* RECORD SET:
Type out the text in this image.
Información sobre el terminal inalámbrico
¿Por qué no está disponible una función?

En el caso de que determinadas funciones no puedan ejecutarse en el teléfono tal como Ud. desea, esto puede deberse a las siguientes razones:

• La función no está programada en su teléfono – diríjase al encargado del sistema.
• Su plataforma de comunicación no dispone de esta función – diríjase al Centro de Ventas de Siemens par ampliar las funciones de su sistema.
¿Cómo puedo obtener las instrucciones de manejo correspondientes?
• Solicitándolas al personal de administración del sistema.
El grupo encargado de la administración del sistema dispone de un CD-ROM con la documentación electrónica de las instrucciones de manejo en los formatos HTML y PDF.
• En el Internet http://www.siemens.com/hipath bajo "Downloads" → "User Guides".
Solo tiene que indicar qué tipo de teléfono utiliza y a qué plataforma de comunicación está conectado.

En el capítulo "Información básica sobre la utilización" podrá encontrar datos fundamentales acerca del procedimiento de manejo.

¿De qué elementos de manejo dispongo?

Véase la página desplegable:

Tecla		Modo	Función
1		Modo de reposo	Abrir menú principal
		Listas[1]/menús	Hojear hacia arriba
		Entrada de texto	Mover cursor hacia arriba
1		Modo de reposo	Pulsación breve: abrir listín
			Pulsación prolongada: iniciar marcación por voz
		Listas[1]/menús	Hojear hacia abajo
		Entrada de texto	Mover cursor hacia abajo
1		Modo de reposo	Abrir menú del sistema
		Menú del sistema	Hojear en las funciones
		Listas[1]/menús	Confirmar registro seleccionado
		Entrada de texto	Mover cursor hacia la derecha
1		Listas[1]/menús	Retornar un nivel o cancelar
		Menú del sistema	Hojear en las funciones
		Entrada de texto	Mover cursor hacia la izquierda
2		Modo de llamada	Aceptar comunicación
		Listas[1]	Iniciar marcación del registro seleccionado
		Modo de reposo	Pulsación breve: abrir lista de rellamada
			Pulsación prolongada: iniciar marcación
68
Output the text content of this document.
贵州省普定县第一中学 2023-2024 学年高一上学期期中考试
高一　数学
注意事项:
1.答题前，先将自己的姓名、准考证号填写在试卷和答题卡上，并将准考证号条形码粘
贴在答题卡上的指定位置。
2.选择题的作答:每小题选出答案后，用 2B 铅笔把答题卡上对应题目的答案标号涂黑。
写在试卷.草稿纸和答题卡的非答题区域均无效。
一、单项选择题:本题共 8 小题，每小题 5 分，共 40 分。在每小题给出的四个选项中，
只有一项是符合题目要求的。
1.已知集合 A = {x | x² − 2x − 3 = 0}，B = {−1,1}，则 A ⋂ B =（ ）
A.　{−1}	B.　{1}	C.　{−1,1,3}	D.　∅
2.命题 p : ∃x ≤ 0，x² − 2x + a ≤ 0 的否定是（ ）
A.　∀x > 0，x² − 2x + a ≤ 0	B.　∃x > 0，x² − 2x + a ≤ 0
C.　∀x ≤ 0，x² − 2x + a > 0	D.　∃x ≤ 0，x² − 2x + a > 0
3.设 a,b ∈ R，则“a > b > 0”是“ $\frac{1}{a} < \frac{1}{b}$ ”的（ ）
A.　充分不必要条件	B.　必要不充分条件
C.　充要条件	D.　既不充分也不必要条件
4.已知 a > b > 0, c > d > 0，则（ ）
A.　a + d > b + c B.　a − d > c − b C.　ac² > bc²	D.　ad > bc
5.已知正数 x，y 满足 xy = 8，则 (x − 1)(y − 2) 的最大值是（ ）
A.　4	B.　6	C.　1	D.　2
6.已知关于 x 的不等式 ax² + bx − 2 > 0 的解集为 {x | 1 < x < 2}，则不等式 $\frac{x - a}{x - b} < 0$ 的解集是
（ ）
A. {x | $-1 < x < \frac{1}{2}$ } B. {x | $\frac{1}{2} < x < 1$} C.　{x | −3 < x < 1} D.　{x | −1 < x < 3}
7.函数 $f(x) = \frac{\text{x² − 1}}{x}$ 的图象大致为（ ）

* DIRECTION:
Count how many lines of the material hold the string "encargado". Give the number and nothing more.

* THE COMPLETED TASK:
2